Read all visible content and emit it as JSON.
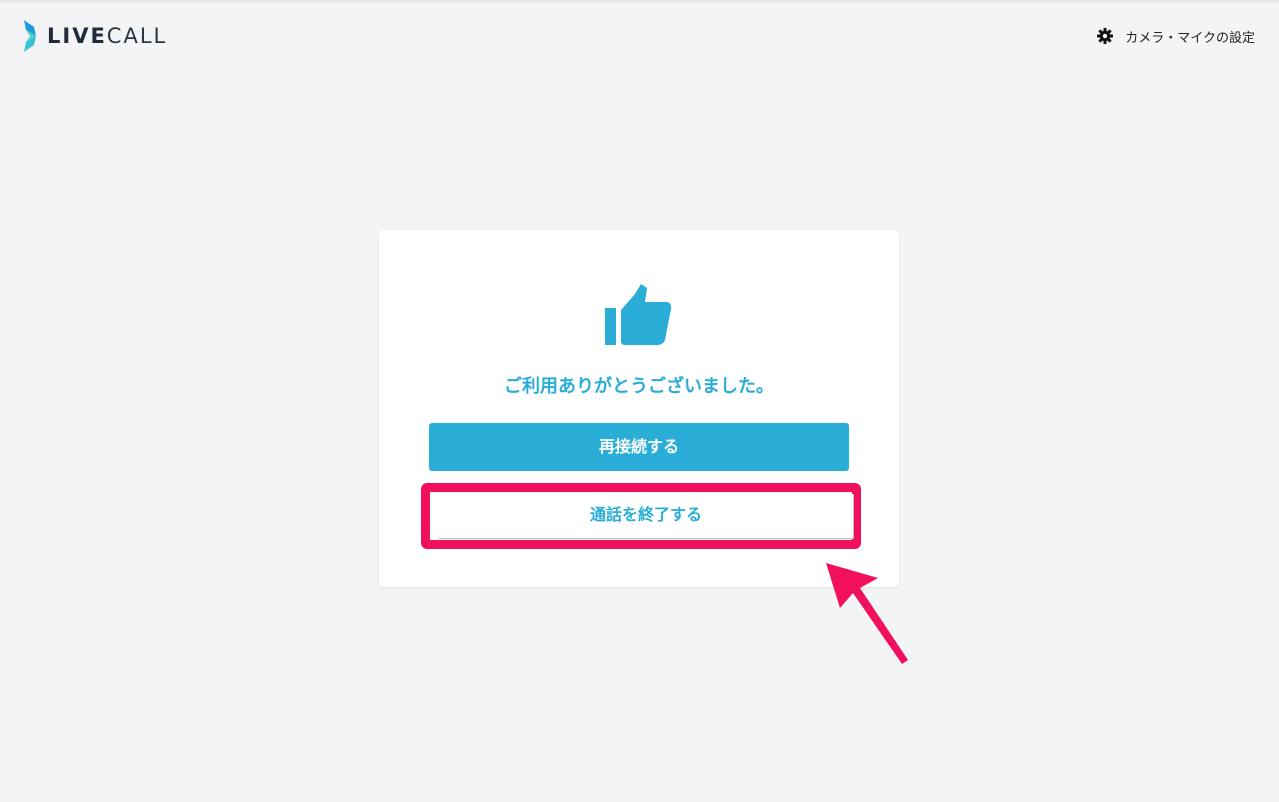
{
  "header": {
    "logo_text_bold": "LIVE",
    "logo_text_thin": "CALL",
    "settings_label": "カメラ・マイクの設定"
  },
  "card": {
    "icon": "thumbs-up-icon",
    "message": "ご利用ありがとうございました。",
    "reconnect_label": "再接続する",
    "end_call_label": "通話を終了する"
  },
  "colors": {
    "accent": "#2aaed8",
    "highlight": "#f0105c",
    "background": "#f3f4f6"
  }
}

########################################

▶ _Aim of the task_
Copy all the lines of data exactly as they appear, dropping any images.

▶ _Solution_
Read all visible content and emit it as JSON.
{
  "header": {
    "logo_text_bold": "LIVE",
    "logo_text_thin": "CALL",
    "settings_label": "カメラ・マイクの設定"
  },
  "card": {
    "icon": "thumbs-up-icon",
    "message": "ご利用ありがとうございました。",
    "reconnect_label": "再接続する",
    "end_call_label": "通話を終了する"
  },
  "colors": {
    "accent": "#2aaed8",
    "highlight": "#f0105c",
    "background": "#f3f4f6"
  }
}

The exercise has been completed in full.